From the forum thread on mini alpine goats below, pull out the passage starting with "## Zarafia (Mar" and going on through "potty trained .", copied word for word.

# Source document:
□ □ □ □ □

# Mini alpines



## Chi Chi (Mar 7, 2010)

We current have Nigerian dwarf goats and just love them! My husband has been doing "research" and thinks maybe she should get a mini alpine. Can anybody tell me about their personalities, milking capabilities, how tall, are they year round breeders? etc.... And where I might get my hands on one...he is talking bout expanding the herd!!!


----------



## toth boer goats (Jul 20, 2008)

Hopefully... someone will come along soon... to answer that for you...I wish I knew.. but i don't...


----------



## Chi Chi (Mar 7, 2010)

Thank you! I was hoping to get information on them before my husband brought one home.


----------



## naturalgoats (Jan 3, 2011)

Maybe search Zarafia's posts? Her Pan is a mini alpine.... sorry I have no idea... my boys are saanen and far from mini lol
M.


----------



## Chi Chi (Mar 7, 2010)

Thank you for the tip.


----------



## SkyesRanch (Nov 11, 2010)

I owned one once. She was wild and could jump a 5ft fence. LOL But don't let that deter you. I Have a friend that has like 30 of them and they are sweet and easy keepers. They get their smaller size from a Nigerian but they get their friendly personalities from the Alpine. If you have ever met an Alpine they are very docile and easy going, generally speaking.


----------



## Di (Jan 29, 2008)

I'm currently waiting for my Alpine doe to kid with mini-alpines. I had a lot of fun milking my NDG's. But, Hubby thought it took to much time (I was milking 5 goats)lol. So, he bought me an Alpine doeling. She is a FF. I plan to keep a doeling if we are fortunate enough to get one, it being a "buck year", so far. Unfortunately, it will be (at least) another year before I have a "mini alpine" to milk. 

I will be happy to have goat milk again. To bad Hubby doesn't "get" that it's more then "just" the milk for me. I loved the "quality" time I spent with my girls. Oh well. MEN! But, Lucy is a sweet girl and I'm so exited to have her. Her mother milked 10-12lbs/day. She's not registered. So, I need to look into ADGA to see if I can get her registered as grade or NOA. 

I'll be eagerly watching this thread, to see what to expect from my mini-alpines!


----------



## KW Farms (Jun 21, 2008)

It also kind of just depends on the goat. They each have a different personality. Some are timid...some are overly friendly...some are bossy...each is different. That goes for any breed.


----------



## 4theluvofgoats (Jun 9, 2011)

Right now my FF yearling Mini Alpine is milking 7 lbs at 3 weeks fresh. I am very pleased with her. She is very laid back and easy going. I registered her with MDGA. I bred a friend's Alpine does with my Nigerian buck in trade for a Mini buckling. Next year I will have 2nd generation mini alpines- can't wait


----------



## Zarafia (Mar 25, 2012)

Well I can sasy that my "mini alpine", Pan, is a joy in every way. He is affectionate and loving as well as calm enough to spend long periods of time in the house. He's also potty trained .
If you have any more questions that I could answer just ask. But remember, Pan is still quite young, 7 weeks old.
So far I highly recommend mini alpines!


----------

□ □ □ □ □

# Supplied material:
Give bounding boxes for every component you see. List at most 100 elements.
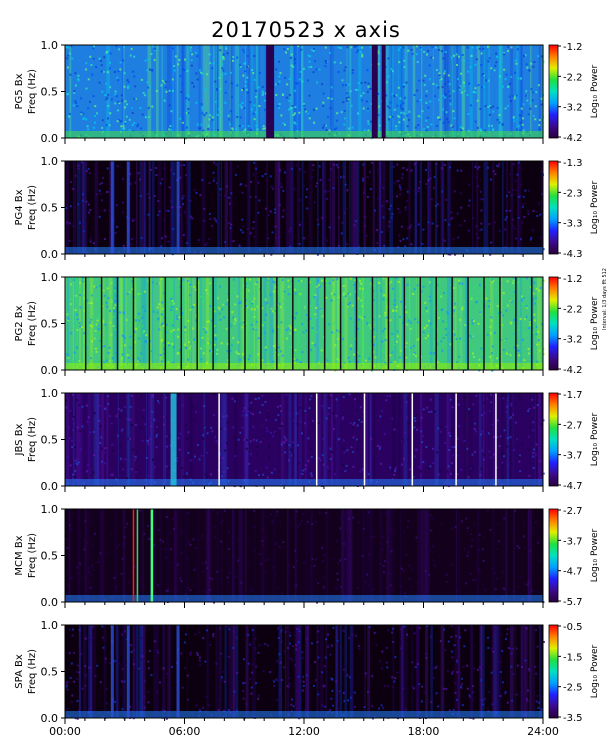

□ □ □ □ □

# In response:
## Zarafia (Mar 25, 2012)

Well I can sasy that my "mini alpine", Pan, is a joy in every way. He is affectionate and loving as well as calm enough to spend long periods of time in the house. He's also potty trained .